++++ Exercise text ++++

Small uncultured viral-like entities redraw the origin of viruses and cellular compartments

The HK97-fold is a conserved three-dimensional protein structure specialized in forming protein shells. It is the primary building block of capsids that protect the genome of viruses in the Duplodnaviria realm, infecting organisms across all domains of life. It is also the primary building block of encapsulins, compartments that confine biochemical reactions in prokaryotes. Recent genomic studies have hypothesized that encapsulins evolved from HK97-fold viruses. However, this evolutionary pathway is challenging to justify biophysically because HK97-fold viruses form larger and more complex protein shells than encapsulins. We addressed this paradox by searching for smaller and simpler HK97-fold viral entities in metagenomes across ecosystems. The investigation yielded a well-defined group of viral entities, which encode HK97-fold proteins displaying significant molecular similarities with encapsulins and lacking tail genes. The structural phylogenetic analysis of HK97-fold entities revealed likely bidirectional evolutionary transitions between encapsulins and HK97-fold viruses. A potential evolutionary mechanism responsible for such transitions was identified based on the presence of lysogeny-associated genes in the viral entities and the structural and molecular parallels between encapsulins and procapsids, the immature state of viral capsids before genome packaging. Structural comparisons indicated that procapsids are akin to the common HK97-fold protein shell ancestor and might still facilitate transitions between modern viruses and encapsulins. This also implies that viral procapsids may retain the ability to carry out biochemical reactions during infections or when released in the environment, which, if confirmed, would require a fundamental revision of the role of viral capsids in the biosphere.

++++ Provided material ++++

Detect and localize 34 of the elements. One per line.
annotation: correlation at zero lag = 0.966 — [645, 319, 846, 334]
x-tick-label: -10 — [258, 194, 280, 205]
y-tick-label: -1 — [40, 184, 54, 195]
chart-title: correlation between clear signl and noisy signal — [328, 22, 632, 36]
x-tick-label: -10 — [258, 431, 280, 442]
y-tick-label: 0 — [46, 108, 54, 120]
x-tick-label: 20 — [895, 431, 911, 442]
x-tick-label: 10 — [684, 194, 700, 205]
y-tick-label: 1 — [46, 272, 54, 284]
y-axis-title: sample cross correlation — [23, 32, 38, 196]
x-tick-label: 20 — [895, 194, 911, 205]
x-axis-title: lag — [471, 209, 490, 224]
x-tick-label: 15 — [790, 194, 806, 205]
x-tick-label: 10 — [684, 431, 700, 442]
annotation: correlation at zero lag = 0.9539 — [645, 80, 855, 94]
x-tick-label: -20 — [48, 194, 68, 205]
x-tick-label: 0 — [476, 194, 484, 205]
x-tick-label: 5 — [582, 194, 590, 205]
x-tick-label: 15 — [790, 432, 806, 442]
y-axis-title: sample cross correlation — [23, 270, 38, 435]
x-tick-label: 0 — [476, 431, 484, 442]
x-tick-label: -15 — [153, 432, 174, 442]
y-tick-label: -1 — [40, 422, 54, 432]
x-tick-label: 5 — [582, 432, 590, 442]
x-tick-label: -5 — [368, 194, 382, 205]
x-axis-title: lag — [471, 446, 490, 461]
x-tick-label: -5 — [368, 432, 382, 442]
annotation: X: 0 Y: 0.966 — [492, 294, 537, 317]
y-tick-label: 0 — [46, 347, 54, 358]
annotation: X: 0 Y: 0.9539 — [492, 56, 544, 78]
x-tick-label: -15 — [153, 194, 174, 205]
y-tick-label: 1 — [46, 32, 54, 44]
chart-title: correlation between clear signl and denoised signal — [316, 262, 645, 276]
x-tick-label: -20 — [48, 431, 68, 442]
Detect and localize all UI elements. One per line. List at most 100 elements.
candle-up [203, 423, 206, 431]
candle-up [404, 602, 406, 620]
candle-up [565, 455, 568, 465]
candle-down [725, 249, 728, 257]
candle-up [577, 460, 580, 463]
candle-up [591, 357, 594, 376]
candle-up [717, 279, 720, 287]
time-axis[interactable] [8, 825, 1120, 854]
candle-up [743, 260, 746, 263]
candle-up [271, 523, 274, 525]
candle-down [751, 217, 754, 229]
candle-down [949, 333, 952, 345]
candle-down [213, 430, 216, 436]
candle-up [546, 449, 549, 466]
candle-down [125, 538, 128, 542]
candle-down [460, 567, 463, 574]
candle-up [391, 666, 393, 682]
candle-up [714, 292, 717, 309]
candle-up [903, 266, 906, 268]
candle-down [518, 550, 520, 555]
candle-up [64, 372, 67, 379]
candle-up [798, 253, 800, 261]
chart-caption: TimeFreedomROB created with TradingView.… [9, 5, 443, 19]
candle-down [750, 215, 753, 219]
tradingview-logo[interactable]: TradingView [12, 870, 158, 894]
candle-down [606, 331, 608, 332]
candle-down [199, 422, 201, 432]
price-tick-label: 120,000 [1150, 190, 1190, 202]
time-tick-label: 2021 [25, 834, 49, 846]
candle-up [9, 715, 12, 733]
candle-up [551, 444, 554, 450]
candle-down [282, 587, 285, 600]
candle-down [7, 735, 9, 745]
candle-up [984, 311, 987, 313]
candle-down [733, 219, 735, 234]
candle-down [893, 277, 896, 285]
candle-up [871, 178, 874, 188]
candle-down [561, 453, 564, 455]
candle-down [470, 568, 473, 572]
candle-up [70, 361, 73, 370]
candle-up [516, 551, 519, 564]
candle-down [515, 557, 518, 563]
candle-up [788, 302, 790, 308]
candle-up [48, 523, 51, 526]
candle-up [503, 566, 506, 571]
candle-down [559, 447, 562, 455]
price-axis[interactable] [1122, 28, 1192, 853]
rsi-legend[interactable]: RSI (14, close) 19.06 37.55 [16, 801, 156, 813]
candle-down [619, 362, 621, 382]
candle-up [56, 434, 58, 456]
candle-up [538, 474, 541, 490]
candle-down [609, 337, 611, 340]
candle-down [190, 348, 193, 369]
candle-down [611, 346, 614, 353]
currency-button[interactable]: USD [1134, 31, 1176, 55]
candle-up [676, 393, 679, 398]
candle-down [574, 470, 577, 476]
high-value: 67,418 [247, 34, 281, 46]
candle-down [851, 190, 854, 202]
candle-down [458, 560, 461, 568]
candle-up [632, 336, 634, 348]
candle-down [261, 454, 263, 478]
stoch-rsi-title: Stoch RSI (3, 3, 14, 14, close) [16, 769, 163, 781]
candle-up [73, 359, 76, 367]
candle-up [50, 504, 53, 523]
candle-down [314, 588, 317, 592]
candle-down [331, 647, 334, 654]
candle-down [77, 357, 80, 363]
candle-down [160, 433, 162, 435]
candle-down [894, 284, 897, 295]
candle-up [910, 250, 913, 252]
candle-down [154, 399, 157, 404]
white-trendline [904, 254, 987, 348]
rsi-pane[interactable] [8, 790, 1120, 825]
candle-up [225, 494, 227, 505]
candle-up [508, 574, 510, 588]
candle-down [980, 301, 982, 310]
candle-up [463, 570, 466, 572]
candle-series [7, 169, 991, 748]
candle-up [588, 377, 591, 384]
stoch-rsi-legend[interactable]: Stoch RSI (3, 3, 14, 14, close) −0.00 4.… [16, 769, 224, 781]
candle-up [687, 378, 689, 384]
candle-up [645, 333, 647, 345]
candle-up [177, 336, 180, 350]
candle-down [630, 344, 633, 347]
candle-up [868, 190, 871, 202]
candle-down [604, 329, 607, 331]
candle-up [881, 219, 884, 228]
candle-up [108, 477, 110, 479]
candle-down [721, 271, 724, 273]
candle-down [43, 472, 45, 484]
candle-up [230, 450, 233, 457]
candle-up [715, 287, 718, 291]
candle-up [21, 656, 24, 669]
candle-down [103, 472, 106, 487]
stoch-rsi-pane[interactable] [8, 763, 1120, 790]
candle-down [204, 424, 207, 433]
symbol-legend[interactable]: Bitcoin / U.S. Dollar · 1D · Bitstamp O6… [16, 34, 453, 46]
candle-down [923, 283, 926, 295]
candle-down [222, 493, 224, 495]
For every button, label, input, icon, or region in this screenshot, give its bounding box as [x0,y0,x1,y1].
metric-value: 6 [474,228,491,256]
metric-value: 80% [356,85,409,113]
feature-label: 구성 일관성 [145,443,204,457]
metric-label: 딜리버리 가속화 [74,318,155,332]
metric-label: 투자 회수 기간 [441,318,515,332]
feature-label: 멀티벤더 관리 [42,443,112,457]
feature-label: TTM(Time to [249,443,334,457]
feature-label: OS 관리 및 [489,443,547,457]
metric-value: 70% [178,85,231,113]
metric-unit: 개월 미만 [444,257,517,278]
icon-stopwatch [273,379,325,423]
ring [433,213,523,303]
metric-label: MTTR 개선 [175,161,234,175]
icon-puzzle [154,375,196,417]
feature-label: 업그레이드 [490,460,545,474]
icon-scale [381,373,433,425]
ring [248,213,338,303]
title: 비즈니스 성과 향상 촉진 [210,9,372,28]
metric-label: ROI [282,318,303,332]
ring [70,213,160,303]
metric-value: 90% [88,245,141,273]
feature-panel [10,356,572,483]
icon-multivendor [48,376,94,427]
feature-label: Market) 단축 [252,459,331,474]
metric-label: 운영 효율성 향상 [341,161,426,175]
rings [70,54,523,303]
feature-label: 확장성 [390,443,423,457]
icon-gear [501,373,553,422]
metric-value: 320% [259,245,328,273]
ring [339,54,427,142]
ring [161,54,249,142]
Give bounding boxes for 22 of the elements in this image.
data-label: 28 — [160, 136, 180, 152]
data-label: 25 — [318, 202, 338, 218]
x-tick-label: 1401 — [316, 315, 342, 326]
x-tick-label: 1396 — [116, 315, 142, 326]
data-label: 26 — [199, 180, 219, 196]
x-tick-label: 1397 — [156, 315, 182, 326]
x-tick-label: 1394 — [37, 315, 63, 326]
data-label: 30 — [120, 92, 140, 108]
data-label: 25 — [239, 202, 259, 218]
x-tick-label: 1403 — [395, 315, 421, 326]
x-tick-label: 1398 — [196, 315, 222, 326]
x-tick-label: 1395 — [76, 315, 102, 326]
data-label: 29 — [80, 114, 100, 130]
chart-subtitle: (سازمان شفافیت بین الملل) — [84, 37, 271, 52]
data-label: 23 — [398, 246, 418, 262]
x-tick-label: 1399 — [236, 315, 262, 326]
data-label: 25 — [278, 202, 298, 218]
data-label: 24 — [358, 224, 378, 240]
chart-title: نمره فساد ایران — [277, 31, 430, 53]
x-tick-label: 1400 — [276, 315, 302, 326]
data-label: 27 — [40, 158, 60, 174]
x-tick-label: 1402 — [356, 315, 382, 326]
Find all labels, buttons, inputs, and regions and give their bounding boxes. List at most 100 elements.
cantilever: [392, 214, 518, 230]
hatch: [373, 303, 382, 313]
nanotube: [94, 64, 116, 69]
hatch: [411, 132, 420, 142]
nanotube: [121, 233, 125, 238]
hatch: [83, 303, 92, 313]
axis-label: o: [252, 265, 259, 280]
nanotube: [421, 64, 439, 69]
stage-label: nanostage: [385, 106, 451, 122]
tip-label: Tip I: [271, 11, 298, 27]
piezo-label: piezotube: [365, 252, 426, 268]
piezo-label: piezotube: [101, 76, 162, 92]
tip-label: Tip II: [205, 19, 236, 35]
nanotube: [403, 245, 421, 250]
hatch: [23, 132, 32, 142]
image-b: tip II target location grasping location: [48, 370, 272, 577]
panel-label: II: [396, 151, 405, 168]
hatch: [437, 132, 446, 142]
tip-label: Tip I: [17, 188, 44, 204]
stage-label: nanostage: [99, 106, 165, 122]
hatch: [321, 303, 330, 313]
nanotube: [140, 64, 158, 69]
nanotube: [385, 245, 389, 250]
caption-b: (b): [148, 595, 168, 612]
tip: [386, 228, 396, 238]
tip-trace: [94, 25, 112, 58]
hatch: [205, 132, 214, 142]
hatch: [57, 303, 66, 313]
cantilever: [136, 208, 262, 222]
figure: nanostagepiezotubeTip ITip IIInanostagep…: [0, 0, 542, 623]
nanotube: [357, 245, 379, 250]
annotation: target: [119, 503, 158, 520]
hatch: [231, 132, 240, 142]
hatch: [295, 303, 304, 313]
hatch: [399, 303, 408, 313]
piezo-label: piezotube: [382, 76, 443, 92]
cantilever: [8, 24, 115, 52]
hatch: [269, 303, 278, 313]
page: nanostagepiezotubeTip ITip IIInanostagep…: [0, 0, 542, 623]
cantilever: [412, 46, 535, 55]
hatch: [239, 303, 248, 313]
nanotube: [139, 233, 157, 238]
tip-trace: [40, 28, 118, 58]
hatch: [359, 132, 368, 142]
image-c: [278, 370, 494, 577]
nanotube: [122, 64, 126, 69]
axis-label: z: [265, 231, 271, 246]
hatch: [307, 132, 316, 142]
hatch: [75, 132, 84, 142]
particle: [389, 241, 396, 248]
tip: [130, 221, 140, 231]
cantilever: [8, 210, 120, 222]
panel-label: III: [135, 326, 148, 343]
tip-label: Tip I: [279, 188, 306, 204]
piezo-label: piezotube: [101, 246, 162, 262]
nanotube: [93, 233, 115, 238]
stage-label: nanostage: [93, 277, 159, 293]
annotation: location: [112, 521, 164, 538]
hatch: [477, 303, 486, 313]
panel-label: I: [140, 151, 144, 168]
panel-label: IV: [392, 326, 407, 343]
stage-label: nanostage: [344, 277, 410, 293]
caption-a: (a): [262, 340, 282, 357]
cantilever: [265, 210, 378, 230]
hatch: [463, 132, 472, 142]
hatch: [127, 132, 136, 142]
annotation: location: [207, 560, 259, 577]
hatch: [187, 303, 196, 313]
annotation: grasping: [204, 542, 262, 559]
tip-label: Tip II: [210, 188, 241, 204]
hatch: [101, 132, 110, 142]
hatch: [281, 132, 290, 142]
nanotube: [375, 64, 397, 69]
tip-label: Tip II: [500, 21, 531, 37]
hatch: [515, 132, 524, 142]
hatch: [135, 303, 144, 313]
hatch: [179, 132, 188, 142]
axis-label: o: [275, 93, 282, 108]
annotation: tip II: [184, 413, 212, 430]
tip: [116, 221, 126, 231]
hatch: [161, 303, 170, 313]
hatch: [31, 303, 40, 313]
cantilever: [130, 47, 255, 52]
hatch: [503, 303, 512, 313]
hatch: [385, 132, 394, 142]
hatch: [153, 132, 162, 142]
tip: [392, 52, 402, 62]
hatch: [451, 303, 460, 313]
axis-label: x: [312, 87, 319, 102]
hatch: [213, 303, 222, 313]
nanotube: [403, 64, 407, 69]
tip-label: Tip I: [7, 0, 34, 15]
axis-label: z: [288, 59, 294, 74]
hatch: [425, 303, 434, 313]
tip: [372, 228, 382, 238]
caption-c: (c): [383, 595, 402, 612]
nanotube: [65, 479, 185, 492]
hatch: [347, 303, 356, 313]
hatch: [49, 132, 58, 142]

++++

What to produce —
Condense the paragraph of the HK97-fold text above that begins "The HK97-fold is a conserved" into a bulleted list that keeps its main facts.

Answer box —
- The HK97-fold is a conserved protein structure that forms protein shells.
- It is the main building block of the capsids of Duplodnaviria viruses, which infect organisms in all domains of life.
- It is also the main building block of encapsulins, prokaryotic compartments that confine biochemical reactions.
- Genomic studies have proposed that encapsulins evolved from HK97-fold viruses. This is hard to justify biophysically because those viruses form larger, more complex shells.
- A metagenome search across ecosystems for smaller, simpler HK97-fold viral entities found a well-defined group. Their HK97-fold proteins closely resemble encapsulins, and they lack tail genes.
- Structural phylogenetic analysis points to likely evolutionary transitions in both directions between encapsulins and HK97-fold viruses.
- A possible mechanism is suggested by two findings: lysogeny-associated genes in these entities, and parallels between encapsulins and procapsids (immature capsids before genome packaging).
- Procapsids resemble the common ancestral HK97-fold shell and may still enable such transitions.
- Viral procapsids might therefore carry out biochemical reactions during infection or in the environment. If confirmed, this would fundamentally revise the role of viral capsids in the biosphere.